-- WORK TO DO --
Keep every line where the word "Parada" appears; drop the rest.

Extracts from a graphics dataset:
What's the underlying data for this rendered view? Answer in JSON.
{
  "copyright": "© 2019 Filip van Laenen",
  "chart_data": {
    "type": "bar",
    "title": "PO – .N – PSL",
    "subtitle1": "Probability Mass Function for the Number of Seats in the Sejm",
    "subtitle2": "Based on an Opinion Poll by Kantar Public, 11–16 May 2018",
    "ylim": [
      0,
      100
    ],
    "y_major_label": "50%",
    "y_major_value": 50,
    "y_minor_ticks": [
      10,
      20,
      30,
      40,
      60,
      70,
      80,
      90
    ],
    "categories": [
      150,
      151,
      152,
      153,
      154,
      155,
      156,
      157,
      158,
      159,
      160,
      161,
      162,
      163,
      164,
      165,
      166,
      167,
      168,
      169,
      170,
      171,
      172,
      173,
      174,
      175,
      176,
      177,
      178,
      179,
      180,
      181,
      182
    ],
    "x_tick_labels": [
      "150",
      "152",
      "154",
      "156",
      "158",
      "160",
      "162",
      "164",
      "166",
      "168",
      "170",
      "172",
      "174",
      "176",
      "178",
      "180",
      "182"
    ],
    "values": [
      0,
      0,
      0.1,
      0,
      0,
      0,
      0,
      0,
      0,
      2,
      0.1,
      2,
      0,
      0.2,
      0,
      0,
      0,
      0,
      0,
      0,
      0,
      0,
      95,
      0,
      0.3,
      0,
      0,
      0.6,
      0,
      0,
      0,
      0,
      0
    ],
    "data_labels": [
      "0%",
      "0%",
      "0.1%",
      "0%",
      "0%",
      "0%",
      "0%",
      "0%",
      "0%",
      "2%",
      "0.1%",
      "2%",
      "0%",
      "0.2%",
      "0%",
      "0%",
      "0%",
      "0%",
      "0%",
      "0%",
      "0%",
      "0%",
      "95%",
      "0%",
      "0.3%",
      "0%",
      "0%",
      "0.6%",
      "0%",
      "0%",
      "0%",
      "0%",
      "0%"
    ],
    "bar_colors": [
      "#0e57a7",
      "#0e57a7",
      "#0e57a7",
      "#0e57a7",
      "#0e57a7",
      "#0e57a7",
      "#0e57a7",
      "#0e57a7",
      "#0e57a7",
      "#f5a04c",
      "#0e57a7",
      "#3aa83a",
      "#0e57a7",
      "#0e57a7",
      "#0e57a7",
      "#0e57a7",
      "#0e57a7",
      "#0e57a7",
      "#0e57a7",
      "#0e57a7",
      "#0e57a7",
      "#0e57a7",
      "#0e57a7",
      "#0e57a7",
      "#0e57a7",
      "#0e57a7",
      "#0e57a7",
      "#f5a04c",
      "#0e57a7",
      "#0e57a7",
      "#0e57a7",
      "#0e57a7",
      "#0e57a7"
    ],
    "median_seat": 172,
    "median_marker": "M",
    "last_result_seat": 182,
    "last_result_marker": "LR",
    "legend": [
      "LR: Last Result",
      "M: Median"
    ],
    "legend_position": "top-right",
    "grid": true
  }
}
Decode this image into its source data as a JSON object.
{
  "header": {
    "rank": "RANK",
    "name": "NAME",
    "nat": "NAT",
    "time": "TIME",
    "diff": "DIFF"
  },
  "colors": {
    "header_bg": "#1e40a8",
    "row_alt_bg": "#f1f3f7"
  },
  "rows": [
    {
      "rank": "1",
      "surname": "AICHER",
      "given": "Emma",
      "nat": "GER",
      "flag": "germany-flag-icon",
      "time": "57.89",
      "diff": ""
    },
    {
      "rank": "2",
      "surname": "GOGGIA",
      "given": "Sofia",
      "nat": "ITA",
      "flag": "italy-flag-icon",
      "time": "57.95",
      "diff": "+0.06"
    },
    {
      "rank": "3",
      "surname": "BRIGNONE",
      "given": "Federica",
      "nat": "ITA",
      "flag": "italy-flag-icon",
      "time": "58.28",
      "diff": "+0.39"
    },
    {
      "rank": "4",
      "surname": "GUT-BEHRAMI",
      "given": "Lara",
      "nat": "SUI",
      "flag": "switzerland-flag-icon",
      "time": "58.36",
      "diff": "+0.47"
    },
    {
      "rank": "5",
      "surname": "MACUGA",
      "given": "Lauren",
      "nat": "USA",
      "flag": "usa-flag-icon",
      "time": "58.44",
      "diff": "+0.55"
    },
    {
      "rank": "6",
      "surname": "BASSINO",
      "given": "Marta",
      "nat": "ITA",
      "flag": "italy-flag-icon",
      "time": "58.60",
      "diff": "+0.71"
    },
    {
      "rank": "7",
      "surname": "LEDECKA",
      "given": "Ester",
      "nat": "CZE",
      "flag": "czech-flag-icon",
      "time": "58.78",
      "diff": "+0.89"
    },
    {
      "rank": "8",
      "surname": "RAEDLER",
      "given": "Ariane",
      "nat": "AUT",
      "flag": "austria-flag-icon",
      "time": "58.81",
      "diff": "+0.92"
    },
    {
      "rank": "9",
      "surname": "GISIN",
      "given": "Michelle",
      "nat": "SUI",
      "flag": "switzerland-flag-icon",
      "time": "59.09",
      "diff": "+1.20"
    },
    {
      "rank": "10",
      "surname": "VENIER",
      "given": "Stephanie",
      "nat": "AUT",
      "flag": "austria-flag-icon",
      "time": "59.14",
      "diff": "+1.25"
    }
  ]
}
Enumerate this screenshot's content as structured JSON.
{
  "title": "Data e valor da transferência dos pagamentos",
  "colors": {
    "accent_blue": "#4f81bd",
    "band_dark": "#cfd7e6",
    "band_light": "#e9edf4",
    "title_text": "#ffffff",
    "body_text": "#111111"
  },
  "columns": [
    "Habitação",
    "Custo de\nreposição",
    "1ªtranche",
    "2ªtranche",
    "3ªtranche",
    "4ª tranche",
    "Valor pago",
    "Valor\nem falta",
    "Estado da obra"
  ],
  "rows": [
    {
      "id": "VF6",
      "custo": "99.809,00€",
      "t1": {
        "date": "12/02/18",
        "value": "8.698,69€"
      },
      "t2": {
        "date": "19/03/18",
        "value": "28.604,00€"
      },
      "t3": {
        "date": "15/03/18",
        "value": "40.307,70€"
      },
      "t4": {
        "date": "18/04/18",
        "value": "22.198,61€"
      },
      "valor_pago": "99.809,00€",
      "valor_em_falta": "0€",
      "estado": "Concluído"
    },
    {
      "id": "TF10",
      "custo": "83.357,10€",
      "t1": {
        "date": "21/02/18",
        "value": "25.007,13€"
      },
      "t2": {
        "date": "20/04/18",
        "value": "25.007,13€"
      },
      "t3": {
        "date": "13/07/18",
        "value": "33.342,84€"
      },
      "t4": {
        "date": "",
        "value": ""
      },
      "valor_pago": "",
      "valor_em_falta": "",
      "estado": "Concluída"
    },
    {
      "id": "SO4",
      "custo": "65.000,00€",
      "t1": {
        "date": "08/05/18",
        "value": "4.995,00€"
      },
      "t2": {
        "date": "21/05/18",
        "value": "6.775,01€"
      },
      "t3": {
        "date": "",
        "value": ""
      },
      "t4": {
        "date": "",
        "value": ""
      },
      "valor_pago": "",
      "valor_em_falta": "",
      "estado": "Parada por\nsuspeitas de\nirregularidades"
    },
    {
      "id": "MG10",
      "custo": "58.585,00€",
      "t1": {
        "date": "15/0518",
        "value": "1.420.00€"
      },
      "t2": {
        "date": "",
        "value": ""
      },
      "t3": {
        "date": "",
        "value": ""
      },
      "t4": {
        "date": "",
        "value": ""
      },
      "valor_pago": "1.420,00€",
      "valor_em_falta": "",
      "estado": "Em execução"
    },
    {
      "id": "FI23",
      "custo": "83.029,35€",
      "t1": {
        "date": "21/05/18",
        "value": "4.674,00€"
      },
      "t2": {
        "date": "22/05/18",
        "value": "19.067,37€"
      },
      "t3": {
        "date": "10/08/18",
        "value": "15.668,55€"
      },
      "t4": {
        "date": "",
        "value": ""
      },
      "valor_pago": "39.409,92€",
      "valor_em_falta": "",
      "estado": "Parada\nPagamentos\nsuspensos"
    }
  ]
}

-- WRITTEN RESPONSE --
      "estado": "Parada por\nsuspeitas de\nirregularidades"
      "estado": "Parada\nPagamentos\nsuspensos"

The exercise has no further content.